== Exercise input ==

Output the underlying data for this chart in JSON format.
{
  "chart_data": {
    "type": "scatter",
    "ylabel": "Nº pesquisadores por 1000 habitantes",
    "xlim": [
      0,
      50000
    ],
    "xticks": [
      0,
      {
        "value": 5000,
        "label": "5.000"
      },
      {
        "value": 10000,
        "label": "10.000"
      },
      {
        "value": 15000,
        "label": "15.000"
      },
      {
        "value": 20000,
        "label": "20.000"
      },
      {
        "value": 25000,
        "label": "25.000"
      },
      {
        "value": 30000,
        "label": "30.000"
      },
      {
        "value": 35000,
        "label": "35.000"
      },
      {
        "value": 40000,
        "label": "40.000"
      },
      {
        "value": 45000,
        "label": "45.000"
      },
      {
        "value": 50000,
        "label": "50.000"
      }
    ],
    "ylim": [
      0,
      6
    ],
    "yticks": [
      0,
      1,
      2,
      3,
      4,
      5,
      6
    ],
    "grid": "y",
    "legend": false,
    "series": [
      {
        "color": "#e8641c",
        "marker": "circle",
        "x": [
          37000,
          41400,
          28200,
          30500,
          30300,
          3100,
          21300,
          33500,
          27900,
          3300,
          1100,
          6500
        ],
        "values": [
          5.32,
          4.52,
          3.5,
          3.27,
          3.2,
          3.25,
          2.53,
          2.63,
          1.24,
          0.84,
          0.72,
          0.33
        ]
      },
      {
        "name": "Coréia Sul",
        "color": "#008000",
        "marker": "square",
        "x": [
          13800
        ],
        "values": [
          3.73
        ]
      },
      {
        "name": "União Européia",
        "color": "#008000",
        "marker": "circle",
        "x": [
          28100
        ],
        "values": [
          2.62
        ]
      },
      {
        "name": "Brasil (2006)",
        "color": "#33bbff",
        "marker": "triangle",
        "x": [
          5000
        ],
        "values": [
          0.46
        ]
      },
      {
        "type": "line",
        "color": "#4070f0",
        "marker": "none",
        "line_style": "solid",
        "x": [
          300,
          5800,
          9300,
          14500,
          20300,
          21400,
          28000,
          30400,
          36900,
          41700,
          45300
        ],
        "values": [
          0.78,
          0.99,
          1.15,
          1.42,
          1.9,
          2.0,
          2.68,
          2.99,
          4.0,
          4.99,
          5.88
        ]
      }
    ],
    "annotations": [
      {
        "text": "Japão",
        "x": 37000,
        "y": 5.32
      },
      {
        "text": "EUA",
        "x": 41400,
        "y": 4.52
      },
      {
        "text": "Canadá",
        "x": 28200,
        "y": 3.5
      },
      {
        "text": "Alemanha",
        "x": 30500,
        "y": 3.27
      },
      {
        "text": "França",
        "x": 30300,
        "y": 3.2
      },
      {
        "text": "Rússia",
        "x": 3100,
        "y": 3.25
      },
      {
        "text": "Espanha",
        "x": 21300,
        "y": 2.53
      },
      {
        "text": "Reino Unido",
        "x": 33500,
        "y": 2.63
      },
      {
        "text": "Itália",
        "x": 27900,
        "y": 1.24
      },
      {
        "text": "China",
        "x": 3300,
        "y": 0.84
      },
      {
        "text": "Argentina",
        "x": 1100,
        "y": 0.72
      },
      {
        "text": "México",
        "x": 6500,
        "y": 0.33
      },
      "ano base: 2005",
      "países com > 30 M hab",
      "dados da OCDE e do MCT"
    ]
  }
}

===

Copy out each line exactly as written.

**Reply**
Output the underlying data for this chart in JSON format.
{
  "chart_data": {
    "type": "scatter",
    "ylabel": "Nº pesquisadores por 1000 habitantes",
    "xlim": [
      0,
      50000
    ],
    "xticks": [
      0,
      {
        "value": 5000,
        "label": "5.000"
      },
      {
        "value": 10000,
        "label": "10.000"
      },
      {
        "value": 15000,
        "label": "15.000"
      },
      {
        "value": 20000,
        "label": "20.000"
      },
      {
        "value": 25000,
        "label": "25.000"
      },
      {
        "value": 30000,
        "label": "30.000"
      },
      {
        "value": 35000,
        "label": "35.000"
      },
      {
        "value": 40000,
        "label": "40.000"
      },
      {
        "value": 45000,
        "label": "45.000"
      },
      {
        "value": 50000,
        "label": "50.000"
      }
    ],
    "ylim": [
      0,
      6
    ],
    "yticks": [
      0,
      1,
      2,
      3,
      4,
      5,
      6
    ],
    "grid": "y",
    "legend": false,
    "series": [
      {
        "color": "#e8641c",
        "marker": "circle",
        "x": [
          37000,
          41400,
          28200,
          30500,
          30300,
          3100,
          21300,
          33500,
          27900,
          3300,
          1100,
          6500
        ],
        "values": [
          5.32,
          4.52,
          3.5,
          3.27,
          3.2,
          3.25,
          2.53,
          2.63,
          1.24,
          0.84,
          0.72,
          0.33
        ]
      },
      {
        "name": "Coréia Sul",
        "color": "#008000",
        "marker": "square",
        "x": [
          13800
        ],
        "values": [
          3.73
        ]
      },
      {
        "name": "União Européia",
        "color": "#008000",
        "marker": "circle",
        "x": [
          28100
        ],
        "values": [
          2.62
        ]
      },
      {
        "name": "Brasil (2006)",
        "color": "#33bbff",
        "marker": "triangle",
        "x": [
          5000
        ],
        "values": [
          0.46
        ]
      },
      {
        "type": "line",
        "color": "#4070f0",
        "marker": "none",
        "line_style": "solid",
        "x": [
          300,
          5800,
          9300,
          14500,
          20300,
          21400,
          28000,
          30400,
          36900,
          41700,
          45300
        ],
        "values": [
          0.78,
          0.99,
          1.15,
          1.42,
          1.9,
          2.0,
          2.68,
          2.99,
          4.0,
          4.99,
          5.88
        ]
      }
    ],
    "annotations": [
      {
        "text": "Japão",
        "x": 37000,
        "y": 5.32
      },
      {
        "text": "EUA",
        "x": 41400,
        "y": 4.52
      },
      {
        "text": "Canadá",
        "x": 28200,
        "y": 3.5
      },
      {
        "text": "Alemanha",
        "x": 30500,
        "y": 3.27
      },
      {
        "text": "França",
        "x": 30300,
        "y": 3.2
      },
      {
        "text": "Rússia",
        "x": 3100,
        "y": 3.25
      },
      {
        "text": "Espanha",
        "x": 21300,
        "y": 2.53
      },
      {
        "text": "Reino Unido",
        "x": 33500,
        "y": 2.63
      },
      {
        "text": "Itália",
        "x": 27900,
        "y": 1.24
      },
      {
        "text": "China",
        "x": 3300,
        "y": 0.84
      },
      {
        "text": "Argentina",
        "x": 1100,
        "y": 0.72
      },
      {
        "text": "México",
        "x": 6500,
        "y": 0.33
      },
      "ano base: 2005",
      "países com > 30 M hab",
      "dados da OCDE e do MCT"
    ]
  }
}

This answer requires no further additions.